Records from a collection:

====================

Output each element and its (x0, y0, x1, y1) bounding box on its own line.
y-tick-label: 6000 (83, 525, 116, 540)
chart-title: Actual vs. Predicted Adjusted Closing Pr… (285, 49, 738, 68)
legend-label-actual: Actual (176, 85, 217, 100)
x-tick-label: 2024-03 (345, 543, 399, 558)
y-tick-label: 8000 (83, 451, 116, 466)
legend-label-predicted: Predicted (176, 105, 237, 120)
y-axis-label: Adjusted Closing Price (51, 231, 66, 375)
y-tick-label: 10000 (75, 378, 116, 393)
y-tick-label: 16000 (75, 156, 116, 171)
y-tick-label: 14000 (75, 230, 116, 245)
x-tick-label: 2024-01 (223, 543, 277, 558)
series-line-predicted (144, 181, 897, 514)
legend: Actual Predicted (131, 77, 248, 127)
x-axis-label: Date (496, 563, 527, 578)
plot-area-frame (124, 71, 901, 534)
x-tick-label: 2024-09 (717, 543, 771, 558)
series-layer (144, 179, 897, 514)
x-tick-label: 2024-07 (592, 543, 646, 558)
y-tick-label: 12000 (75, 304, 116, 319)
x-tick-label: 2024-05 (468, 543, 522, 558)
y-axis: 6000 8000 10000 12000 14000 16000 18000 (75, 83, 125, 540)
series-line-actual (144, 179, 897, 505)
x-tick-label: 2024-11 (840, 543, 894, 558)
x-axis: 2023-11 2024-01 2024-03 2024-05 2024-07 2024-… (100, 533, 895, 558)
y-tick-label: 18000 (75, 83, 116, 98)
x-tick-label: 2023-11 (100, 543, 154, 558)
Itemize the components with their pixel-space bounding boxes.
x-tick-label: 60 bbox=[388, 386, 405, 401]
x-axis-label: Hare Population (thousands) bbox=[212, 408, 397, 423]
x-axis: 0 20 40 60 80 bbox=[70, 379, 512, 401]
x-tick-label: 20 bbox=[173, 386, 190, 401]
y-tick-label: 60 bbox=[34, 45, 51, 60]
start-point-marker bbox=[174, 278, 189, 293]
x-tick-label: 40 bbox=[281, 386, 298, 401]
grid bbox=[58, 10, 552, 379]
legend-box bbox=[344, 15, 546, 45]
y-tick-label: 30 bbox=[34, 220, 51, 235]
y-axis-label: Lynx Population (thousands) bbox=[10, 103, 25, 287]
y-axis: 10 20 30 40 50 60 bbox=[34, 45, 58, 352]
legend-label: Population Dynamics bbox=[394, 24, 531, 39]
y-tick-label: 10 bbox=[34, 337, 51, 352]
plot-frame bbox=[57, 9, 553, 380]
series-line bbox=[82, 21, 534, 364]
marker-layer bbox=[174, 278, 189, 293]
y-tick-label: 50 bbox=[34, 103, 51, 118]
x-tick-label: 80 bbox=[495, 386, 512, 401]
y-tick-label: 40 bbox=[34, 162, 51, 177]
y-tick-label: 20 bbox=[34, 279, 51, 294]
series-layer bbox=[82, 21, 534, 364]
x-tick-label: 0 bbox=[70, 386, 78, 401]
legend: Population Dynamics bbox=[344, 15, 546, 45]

====================

* **Stated task**
Extract every line in the records above that contains the word "Closing", copying each line in full.

* **Solution for this problem**
chart-title: Actual vs. Predicted Adjusted Closing Pr… (285, 49, 738, 68)
y-axis-label: Adjusted Closing Price (51, 231, 66, 375)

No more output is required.